## WHAT THE TASK REQUIRES
Retype, without alteration, each line from the line containing "Enumerate this screenshot's" to the final line of the records.

Chart and figure data:
____

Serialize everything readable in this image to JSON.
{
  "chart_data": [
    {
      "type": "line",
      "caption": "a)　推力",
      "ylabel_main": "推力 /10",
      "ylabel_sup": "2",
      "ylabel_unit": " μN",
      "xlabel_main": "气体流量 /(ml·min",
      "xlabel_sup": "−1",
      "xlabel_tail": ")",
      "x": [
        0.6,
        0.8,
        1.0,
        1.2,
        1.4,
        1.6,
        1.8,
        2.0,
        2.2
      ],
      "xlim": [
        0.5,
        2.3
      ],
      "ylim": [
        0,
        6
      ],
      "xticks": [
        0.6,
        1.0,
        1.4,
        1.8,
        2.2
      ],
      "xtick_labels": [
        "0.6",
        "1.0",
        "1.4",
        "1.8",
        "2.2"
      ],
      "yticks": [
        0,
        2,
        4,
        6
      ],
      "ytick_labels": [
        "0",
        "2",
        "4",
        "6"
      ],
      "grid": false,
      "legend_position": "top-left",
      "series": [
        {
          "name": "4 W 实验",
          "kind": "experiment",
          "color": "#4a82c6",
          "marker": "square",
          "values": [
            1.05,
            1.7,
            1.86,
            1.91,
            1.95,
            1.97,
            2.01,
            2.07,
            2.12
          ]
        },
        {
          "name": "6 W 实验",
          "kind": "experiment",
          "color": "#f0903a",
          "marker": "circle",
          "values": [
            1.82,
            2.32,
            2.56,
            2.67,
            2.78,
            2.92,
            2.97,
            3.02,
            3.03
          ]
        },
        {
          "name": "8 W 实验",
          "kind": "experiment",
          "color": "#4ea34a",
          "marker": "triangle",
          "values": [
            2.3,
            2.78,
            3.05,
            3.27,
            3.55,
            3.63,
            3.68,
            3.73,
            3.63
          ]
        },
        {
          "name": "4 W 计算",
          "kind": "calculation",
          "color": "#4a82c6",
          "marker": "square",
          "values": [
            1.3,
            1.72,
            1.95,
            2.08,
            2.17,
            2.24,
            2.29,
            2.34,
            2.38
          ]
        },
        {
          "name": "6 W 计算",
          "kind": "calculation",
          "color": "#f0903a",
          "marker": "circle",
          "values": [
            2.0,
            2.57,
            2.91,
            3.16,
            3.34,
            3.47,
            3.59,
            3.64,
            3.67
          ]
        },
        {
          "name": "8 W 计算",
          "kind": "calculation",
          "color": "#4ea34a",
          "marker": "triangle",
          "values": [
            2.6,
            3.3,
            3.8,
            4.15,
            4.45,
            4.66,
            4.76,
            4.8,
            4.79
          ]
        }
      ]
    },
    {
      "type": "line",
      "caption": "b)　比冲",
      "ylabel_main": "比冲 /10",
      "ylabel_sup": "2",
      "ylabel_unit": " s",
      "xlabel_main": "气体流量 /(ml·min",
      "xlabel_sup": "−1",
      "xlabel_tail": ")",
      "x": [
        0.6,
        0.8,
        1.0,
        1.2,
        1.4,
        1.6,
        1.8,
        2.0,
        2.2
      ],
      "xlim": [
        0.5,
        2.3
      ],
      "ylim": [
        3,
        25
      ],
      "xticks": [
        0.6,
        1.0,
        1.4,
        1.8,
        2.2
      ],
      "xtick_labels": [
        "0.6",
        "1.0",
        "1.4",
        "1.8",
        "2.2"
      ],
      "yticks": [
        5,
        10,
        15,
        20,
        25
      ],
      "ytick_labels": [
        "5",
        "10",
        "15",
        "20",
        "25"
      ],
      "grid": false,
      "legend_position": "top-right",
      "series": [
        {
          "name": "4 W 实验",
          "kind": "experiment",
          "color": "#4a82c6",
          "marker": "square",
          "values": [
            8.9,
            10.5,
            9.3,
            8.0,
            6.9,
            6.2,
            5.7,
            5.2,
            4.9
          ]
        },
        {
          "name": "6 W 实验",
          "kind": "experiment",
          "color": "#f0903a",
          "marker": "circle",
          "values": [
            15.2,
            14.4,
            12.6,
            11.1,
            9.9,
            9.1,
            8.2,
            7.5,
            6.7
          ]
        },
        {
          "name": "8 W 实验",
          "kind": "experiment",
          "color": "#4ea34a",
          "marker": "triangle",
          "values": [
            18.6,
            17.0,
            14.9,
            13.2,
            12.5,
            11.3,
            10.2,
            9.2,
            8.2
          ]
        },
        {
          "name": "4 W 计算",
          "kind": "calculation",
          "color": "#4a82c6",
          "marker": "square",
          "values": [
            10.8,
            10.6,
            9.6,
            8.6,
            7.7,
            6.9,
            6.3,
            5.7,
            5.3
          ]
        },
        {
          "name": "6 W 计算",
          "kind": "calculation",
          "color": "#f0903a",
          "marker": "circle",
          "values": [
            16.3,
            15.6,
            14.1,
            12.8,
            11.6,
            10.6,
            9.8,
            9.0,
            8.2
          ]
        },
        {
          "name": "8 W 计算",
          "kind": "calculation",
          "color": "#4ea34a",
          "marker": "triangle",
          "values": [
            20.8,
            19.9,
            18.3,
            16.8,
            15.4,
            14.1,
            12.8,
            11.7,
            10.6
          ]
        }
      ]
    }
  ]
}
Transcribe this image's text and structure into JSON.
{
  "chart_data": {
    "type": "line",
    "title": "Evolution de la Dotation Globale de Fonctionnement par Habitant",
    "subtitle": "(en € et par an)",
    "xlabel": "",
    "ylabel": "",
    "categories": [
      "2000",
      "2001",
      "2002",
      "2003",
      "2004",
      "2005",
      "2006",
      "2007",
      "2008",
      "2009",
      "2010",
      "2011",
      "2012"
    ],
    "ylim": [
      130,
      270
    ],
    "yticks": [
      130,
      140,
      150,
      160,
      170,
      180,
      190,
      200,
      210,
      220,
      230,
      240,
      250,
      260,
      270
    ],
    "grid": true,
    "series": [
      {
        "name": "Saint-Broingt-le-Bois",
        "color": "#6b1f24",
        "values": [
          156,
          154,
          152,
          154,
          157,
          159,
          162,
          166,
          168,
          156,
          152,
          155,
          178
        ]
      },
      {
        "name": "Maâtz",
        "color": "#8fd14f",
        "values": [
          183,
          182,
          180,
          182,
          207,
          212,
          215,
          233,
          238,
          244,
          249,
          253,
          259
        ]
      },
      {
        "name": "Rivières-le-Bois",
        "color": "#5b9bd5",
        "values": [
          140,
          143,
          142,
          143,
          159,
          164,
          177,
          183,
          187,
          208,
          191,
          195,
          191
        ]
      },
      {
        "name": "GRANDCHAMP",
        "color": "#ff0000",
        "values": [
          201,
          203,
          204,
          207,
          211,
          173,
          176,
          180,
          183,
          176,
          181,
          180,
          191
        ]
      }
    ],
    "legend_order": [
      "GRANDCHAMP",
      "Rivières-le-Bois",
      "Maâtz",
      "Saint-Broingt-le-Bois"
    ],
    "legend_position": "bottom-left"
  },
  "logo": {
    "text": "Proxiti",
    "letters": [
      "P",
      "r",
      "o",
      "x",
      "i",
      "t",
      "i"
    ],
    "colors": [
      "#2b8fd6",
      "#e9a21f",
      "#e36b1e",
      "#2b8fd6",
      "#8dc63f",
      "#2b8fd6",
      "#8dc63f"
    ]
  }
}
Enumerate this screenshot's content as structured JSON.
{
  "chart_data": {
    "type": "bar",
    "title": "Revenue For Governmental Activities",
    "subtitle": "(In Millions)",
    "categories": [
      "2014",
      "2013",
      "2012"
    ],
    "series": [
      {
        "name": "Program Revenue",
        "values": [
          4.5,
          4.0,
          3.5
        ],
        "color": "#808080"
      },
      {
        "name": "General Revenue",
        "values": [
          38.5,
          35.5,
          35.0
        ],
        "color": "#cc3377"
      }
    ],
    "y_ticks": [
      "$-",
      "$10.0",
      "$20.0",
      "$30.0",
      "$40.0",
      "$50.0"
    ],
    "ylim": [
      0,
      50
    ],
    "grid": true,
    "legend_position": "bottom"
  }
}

____

## FINISHED TASK
Enumerate this screenshot's content as structured JSON.
{
  "chart_data": {
    "type": "bar",
    "title": "Revenue For Governmental Activities",
    "subtitle": "(In Millions)",
    "categories": [
      "2014",
      "2013",
      "2012"
    ],
    "series": [
      {
        "name": "Program Revenue",
        "values": [
          4.5,
          4.0,
          3.5
        ],
        "color": "#808080"
      },
      {
        "name": "General Revenue",
        "values": [
          38.5,
          35.5,
          35.0
        ],
        "color": "#cc3377"
      }
    ],
    "y_ticks": [
      "$-",
      "$10.0",
      "$20.0",
      "$30.0",
      "$40.0",
      "$50.0"
    ],
    "ylim": [
      0,
      50
    ],
    "grid": true,
    "legend_position": "bottom"
  }
}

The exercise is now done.